What you have to do
Quote, without change, all of the lines that follow.

Excerpts from a figure dataset
━━━━━━━━━━━━━━━━━━━━━━━━━━━━━━

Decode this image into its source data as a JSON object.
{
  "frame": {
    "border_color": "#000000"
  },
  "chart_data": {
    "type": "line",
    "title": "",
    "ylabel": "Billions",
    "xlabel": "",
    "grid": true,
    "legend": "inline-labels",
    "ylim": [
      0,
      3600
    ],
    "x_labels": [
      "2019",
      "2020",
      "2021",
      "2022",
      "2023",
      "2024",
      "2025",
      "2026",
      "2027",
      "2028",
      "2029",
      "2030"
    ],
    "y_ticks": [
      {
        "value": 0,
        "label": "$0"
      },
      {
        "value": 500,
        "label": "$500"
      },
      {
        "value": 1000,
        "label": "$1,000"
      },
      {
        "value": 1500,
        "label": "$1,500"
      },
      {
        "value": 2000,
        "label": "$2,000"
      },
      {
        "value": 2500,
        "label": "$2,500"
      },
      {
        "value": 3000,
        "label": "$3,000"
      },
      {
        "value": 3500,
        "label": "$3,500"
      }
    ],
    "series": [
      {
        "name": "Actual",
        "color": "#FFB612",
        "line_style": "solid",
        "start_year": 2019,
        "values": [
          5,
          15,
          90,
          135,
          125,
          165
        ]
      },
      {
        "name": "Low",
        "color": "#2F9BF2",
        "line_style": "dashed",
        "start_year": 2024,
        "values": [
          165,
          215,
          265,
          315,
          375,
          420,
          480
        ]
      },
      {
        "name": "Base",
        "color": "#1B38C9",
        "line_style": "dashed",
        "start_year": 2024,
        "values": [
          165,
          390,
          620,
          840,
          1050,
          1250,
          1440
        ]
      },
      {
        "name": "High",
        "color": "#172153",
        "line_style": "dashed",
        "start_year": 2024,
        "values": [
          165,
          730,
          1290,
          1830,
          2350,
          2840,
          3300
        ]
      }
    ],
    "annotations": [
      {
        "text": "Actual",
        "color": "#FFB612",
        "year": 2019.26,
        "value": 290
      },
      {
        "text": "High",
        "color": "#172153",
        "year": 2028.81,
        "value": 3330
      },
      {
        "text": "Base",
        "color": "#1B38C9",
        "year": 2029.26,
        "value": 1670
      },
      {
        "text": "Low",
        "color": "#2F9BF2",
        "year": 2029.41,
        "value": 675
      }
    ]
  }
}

━━━━━━━━━━━━━━━━━━━━━━━━━━━━━━

The reply
Decode this image into its source data as a JSON object.
{
  "frame": {
    "border_color": "#000000"
  },
  "chart_data": {
    "type": "line",
    "title": "",
    "ylabel": "Billions",
    "xlabel": "",
    "grid": true,
    "legend": "inline-labels",
    "ylim": [
      0,
      3600
    ],
    "x_labels": [
      "2019",
      "2020",
      "2021",
      "2022",
      "2023",
      "2024",
      "2025",
      "2026",
      "2027",
      "2028",
      "2029",
      "2030"
    ],
    "y_ticks": [
      {
        "value": 0,
        "label": "$0"
      },
      {
        "value": 500,
        "label": "$500"
      },
      {
        "value": 1000,
        "label": "$1,000"
      },
      {
        "value": 1500,
        "label": "$1,500"
      },
      {
        "value": 2000,
        "label": "$2,000"
      },
      {
        "value": 2500,
        "label": "$2,500"
      },
      {
        "value": 3000,
        "label": "$3,000"
      },
      {
        "value": 3500,
        "label": "$3,500"
      }
    ],
    "series": [
      {
        "name": "Actual",
        "color": "#FFB612",
        "line_style": "solid",
        "start_year": 2019,
        "values": [
          5,
          15,
          90,
          135,
          125,
          165
        ]
      },
      {
        "name": "Low",
        "color": "#2F9BF2",
        "line_style": "dashed",
        "start_year": 2024,
        "values": [
          165,
          215,
          265,
          315,
          375,
          420,
          480
        ]
      },
      {
        "name": "Base",
        "color": "#1B38C9",
        "line_style": "dashed",
        "start_year": 2024,
        "values": [
          165,
          390,
          620,
          840,
          1050,
          1250,
          1440
        ]
      },
      {
        "name": "High",
        "color": "#172153",
        "line_style": "dashed",
        "start_year": 2024,
        "values": [
          165,
          730,
          1290,
          1830,
          2350,
          2840,
          3300
        ]
      }
    ],
    "annotations": [
      {
        "text": "Actual",
        "color": "#FFB612",
        "year": 2019.26,
        "value": 290
      },
      {
        "text": "High",
        "color": "#172153",
        "year": 2028.81,
        "value": 3330
      },
      {
        "text": "Base",
        "color": "#1B38C9",
        "year": 2029.26,
        "value": 1670
      },
      {
        "text": "Low",
        "color": "#2F9BF2",
        "year": 2029.41,
        "value": 675
      }
    ]
  }
}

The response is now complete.